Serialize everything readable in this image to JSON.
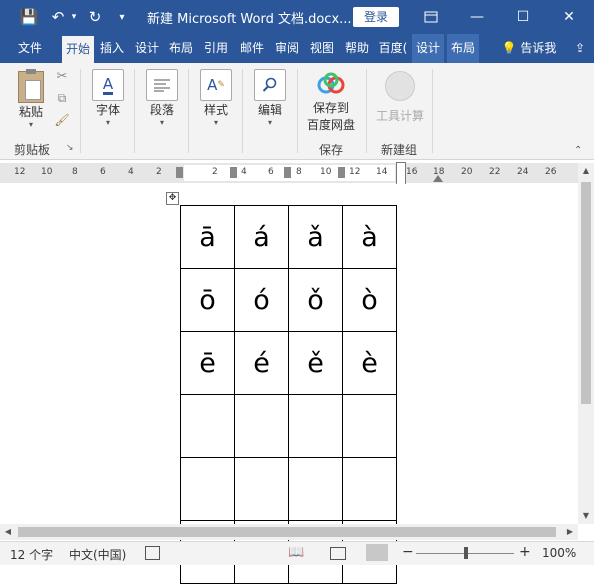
{
  "window": {
    "title": "新建 Microsoft Word 文档.docx...",
    "login_label": "登录",
    "minimize": "—",
    "maximize": "☐",
    "close": "✕"
  },
  "quick_access": {
    "save": "💾",
    "undo": "↶",
    "redo": "↻",
    "more": "▾"
  },
  "tabs": [
    {
      "label": "文件"
    },
    {
      "label": "开始"
    },
    {
      "label": "插入"
    },
    {
      "label": "设计"
    },
    {
      "label": "布局"
    },
    {
      "label": "引用"
    },
    {
      "label": "邮件"
    },
    {
      "label": "审阅"
    },
    {
      "label": "视图"
    },
    {
      "label": "帮助"
    },
    {
      "label": "百度("
    },
    {
      "label": "设计"
    },
    {
      "label": "布局"
    }
  ],
  "tell_me": "告诉我",
  "share": "⇪",
  "ribbon": {
    "paste": "粘贴",
    "font": "字体",
    "paragraph": "段落",
    "styles": "样式",
    "editing": "编辑",
    "save_baidu_line1": "保存到",
    "save_baidu_line2": "百度网盘",
    "tool_calc": "工具计算",
    "group_clipboard": "剪贴板",
    "group_save": "保存",
    "group_new": "新建组"
  },
  "ruler_numbers": [
    "12",
    "10",
    "8",
    "6",
    "4",
    "2",
    "2",
    "4",
    "6",
    "8",
    "10",
    "12",
    "14",
    "16",
    "18",
    "20",
    "22",
    "24",
    "26"
  ],
  "table": {
    "rows": [
      [
        "ā",
        "á",
        "ǎ",
        "à"
      ],
      [
        "ō",
        "ó",
        "ǒ",
        "ò"
      ],
      [
        "ē",
        "é",
        "ě",
        "è"
      ],
      [
        "",
        "",
        "",
        ""
      ],
      [
        "",
        "",
        "",
        ""
      ],
      [
        "",
        "",
        "",
        ""
      ]
    ]
  },
  "status": {
    "word_count": "12 个字",
    "language": "中文(中国)",
    "zoom": "100%",
    "zoom_minus": "−",
    "zoom_plus": "+"
  },
  "colors": {
    "accent": "#2b579a",
    "ribbon_bg": "#f3f3f3"
  }
}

──────────

▶ **Stated goal**
Repeat each entry precisely as it appears. Leave the pictures out.

▶ **Correct result**
Serialize everything readable in this image to JSON.
{
  "window": {
    "title": "新建 Microsoft Word 文档.docx...",
    "login_label": "登录",
    "minimize": "—",
    "maximize": "☐",
    "close": "✕"
  },
  "quick_access": {
    "save": "💾",
    "undo": "↶",
    "redo": "↻",
    "more": "▾"
  },
  "tabs": [
    {
      "label": "文件"
    },
    {
      "label": "开始"
    },
    {
      "label": "插入"
    },
    {
      "label": "设计"
    },
    {
      "label": "布局"
    },
    {
      "label": "引用"
    },
    {
      "label": "邮件"
    },
    {
      "label": "审阅"
    },
    {
      "label": "视图"
    },
    {
      "label": "帮助"
    },
    {
      "label": "百度("
    },
    {
      "label": "设计"
    },
    {
      "label": "布局"
    }
  ],
  "tell_me": "告诉我",
  "share": "⇪",
  "ribbon": {
    "paste": "粘贴",
    "font": "字体",
    "paragraph": "段落",
    "styles": "样式",
    "editing": "编辑",
    "save_baidu_line1": "保存到",
    "save_baidu_line2": "百度网盘",
    "tool_calc": "工具计算",
    "group_clipboard": "剪贴板",
    "group_save": "保存",
    "group_new": "新建组"
  },
  "ruler_numbers": [
    "12",
    "10",
    "8",
    "6",
    "4",
    "2",
    "2",
    "4",
    "6",
    "8",
    "10",
    "12",
    "14",
    "16",
    "18",
    "20",
    "22",
    "24",
    "26"
  ],
  "table": {
    "rows": [
      [
        "ā",
        "á",
        "ǎ",
        "à"
      ],
      [
        "ō",
        "ó",
        "ǒ",
        "ò"
      ],
      [
        "ē",
        "é",
        "ě",
        "è"
      ],
      [
        "",
        "",
        "",
        ""
      ],
      [
        "",
        "",
        "",
        ""
      ],
      [
        "",
        "",
        "",
        ""
      ]
    ]
  },
  "status": {
    "word_count": "12 个字",
    "language": "中文(中国)",
    "zoom": "100%",
    "zoom_minus": "−",
    "zoom_plus": "+"
  },
  "colors": {
    "accent": "#2b579a",
    "ribbon_bg": "#f3f3f3"
  }
}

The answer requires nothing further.